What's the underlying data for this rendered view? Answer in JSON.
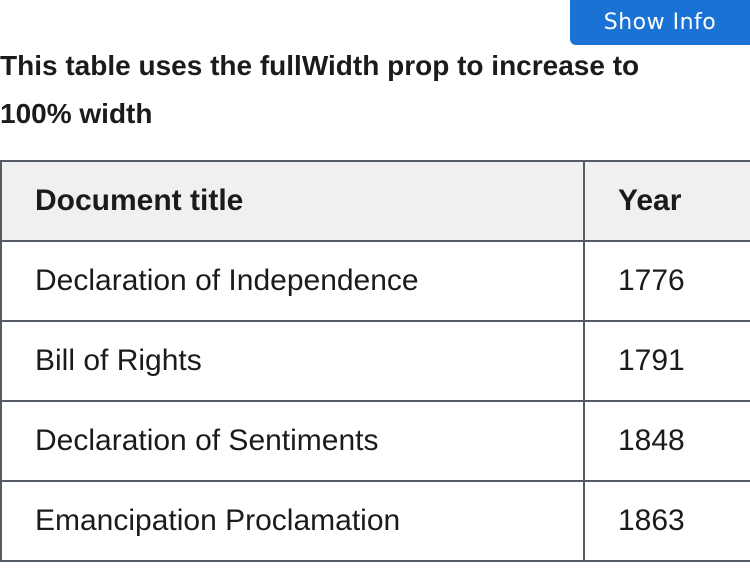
{
  "toolbar": {
    "show_info_label": "Show Info"
  },
  "table": {
    "caption": "This table uses the fullWidth prop to increase to 100% width",
    "headers": [
      "Document title",
      "Year"
    ],
    "rows": [
      [
        "Declaration of Independence",
        "1776"
      ],
      [
        "Bill of Rights",
        "1791"
      ],
      [
        "Declaration of Sentiments",
        "1848"
      ],
      [
        "Emancipation Proclamation",
        "1863"
      ]
    ]
  },
  "colors": {
    "button_bg": "#1a73d4",
    "header_bg": "#f0f0f0",
    "border": "#565c65",
    "text": "#1b1b1b"
  }
}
────────────────
_BRIEF_
Search the entries for the word "Declaration", then list each line that holds it.

_COMPLETED TASK_
        "Declaration of Independence",
        "Declaration of Sentiments",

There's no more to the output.